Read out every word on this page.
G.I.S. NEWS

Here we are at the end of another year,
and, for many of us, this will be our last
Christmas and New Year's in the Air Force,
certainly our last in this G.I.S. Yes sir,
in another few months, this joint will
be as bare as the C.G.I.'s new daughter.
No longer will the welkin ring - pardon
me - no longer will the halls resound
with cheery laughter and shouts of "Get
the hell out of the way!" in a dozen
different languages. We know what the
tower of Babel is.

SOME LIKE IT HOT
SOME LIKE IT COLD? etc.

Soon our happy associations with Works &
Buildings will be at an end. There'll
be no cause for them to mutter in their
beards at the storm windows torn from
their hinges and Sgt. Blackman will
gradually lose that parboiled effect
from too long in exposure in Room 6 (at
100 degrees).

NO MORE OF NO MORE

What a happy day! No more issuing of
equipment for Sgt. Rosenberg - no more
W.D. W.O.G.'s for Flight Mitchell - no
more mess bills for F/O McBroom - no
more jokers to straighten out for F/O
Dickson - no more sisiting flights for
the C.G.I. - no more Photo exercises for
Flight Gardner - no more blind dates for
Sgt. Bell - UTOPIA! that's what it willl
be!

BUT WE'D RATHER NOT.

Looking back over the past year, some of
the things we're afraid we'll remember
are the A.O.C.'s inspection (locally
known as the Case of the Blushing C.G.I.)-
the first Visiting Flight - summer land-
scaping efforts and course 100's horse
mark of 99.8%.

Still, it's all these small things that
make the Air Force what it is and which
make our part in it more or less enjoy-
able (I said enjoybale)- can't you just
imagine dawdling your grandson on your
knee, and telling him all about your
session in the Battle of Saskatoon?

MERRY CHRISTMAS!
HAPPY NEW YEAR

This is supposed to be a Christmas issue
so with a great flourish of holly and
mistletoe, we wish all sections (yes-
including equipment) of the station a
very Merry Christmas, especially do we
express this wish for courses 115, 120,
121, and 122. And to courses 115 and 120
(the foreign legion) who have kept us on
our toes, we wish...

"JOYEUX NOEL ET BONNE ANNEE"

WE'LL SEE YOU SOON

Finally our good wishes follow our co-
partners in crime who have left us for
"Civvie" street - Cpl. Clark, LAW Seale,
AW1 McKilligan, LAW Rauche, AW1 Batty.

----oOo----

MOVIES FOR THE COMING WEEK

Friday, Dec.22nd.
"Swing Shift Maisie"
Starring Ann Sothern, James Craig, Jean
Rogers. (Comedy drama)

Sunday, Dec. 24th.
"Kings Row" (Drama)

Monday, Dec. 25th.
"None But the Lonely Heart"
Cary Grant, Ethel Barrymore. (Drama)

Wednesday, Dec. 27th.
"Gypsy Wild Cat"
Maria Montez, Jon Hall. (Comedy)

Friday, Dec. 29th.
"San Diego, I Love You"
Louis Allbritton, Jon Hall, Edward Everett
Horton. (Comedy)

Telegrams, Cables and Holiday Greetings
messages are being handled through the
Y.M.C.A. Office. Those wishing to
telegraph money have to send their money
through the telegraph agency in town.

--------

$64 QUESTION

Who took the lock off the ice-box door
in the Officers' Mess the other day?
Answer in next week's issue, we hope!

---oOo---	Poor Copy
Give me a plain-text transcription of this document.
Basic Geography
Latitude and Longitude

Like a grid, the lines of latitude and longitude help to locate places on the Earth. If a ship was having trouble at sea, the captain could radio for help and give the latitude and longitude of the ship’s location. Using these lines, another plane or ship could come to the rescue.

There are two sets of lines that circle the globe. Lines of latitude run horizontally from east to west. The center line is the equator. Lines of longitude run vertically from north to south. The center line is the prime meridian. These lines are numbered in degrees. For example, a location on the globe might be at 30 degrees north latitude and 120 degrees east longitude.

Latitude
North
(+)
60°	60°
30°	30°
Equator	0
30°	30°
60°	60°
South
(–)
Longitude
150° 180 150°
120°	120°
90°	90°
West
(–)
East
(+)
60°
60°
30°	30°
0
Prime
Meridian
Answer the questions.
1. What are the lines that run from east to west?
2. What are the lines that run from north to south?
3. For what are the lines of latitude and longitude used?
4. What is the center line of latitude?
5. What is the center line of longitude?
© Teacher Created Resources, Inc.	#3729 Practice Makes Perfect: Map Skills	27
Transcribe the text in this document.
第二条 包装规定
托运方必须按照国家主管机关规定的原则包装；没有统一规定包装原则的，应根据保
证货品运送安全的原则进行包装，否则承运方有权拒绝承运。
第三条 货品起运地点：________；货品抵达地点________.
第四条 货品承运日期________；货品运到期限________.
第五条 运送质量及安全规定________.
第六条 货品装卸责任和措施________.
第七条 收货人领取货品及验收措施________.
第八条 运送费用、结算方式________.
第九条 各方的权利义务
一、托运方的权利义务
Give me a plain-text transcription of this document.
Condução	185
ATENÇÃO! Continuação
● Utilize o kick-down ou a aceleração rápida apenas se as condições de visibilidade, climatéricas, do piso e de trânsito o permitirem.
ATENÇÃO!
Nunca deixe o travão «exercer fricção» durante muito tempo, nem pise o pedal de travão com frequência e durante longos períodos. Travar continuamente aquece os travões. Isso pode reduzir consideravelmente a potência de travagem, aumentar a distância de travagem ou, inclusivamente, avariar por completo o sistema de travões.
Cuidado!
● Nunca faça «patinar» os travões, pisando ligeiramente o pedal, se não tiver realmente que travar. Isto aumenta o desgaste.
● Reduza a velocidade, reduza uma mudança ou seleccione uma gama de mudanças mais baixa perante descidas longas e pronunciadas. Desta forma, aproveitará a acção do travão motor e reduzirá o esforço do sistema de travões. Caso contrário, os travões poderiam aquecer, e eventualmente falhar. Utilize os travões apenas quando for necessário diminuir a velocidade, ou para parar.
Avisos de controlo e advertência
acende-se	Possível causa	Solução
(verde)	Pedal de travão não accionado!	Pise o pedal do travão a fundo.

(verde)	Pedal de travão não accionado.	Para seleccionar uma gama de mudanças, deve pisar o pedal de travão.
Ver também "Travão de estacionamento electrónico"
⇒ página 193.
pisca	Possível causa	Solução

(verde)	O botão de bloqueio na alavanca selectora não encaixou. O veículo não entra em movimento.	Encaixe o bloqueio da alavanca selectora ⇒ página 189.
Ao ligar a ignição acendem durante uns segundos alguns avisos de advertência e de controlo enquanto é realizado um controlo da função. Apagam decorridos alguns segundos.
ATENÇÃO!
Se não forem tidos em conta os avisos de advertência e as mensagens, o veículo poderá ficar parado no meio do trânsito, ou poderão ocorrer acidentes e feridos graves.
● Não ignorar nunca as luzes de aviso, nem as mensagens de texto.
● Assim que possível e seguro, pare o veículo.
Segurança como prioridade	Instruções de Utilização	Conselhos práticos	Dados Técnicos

PROMPT: Read the data above and pull out each line that holds the string "mensagens".

EXERCISE RESPONSE:
Se não forem tidos em conta os avisos de advertência e as mensagens, o veículo poderá ficar parado no meio do trânsito, ou poderão ocorrer acidentes e feridos graves.
● Não ignorar nunca as luzes de aviso, nem as mensagens de texto.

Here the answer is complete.